+++ Provided information +++

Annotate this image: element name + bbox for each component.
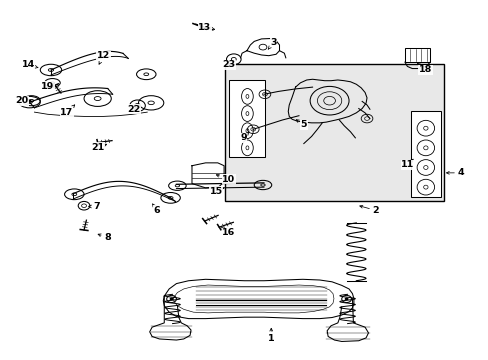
Bar [410, 111, 440, 197]
Text: 21: 21 [91, 143, 106, 152]
Text: 16: 16 [222, 228, 235, 237]
Circle shape [169, 297, 173, 300]
Text: 10: 10 [216, 174, 235, 184]
Text: 8: 8 [98, 233, 111, 242]
Text: 4: 4 [446, 168, 463, 177]
Text: 1: 1 [267, 328, 274, 343]
Text: 11: 11 [401, 159, 414, 170]
Bar [404, 48, 429, 62]
Text: 13: 13 [198, 23, 214, 32]
Text: 2: 2 [359, 205, 378, 215]
Text: 9: 9 [240, 132, 249, 142]
Bar [228, 80, 265, 157]
Text: 12: 12 [97, 51, 110, 64]
Text: 6: 6 [152, 204, 160, 215]
Text: 14: 14 [21, 60, 38, 69]
Text: 15: 15 [209, 187, 223, 196]
Text: 5: 5 [296, 120, 306, 129]
Text: 17: 17 [61, 105, 75, 117]
Text: 7: 7 [88, 202, 100, 211]
Text: 23: 23 [222, 60, 235, 69]
Text: 3: 3 [267, 38, 276, 49]
Text: 22: 22 [127, 105, 140, 114]
Text: 18: 18 [417, 63, 431, 75]
Circle shape [344, 297, 348, 300]
Text: 19: 19 [41, 82, 55, 91]
Bar [224, 64, 443, 202]
Text: 20: 20 [15, 96, 31, 105]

+++

The exercise. Reproduce every line of the material word for word, without the pictures.

Answer to this exercise.
Annotate this image: element name + bbox for each component.
Bar [410, 111, 440, 197]
Text: 21: 21 [91, 143, 106, 152]
Text: 16: 16 [222, 228, 235, 237]
Circle shape [169, 297, 173, 300]
Text: 10: 10 [216, 174, 235, 184]
Text: 8: 8 [98, 233, 111, 242]
Text: 4: 4 [446, 168, 463, 177]
Text: 1: 1 [267, 328, 274, 343]
Text: 11: 11 [401, 159, 414, 170]
Bar [404, 48, 429, 62]
Text: 13: 13 [198, 23, 214, 32]
Text: 2: 2 [359, 205, 378, 215]
Text: 9: 9 [240, 132, 249, 142]
Bar [228, 80, 265, 157]
Text: 12: 12 [97, 51, 110, 64]
Text: 6: 6 [152, 204, 160, 215]
Text: 14: 14 [21, 60, 38, 69]
Text: 15: 15 [209, 187, 223, 196]
Text: 5: 5 [296, 120, 306, 129]
Text: 17: 17 [61, 105, 75, 117]
Text: 7: 7 [88, 202, 100, 211]
Text: 23: 23 [222, 60, 235, 69]
Text: 3: 3 [267, 38, 276, 49]
Text: 22: 22 [127, 105, 140, 114]
Text: 18: 18 [417, 63, 431, 75]
Circle shape [344, 297, 348, 300]
Text: 19: 19 [41, 82, 55, 91]
Bar [224, 64, 443, 202]
Text: 20: 20 [15, 96, 31, 105]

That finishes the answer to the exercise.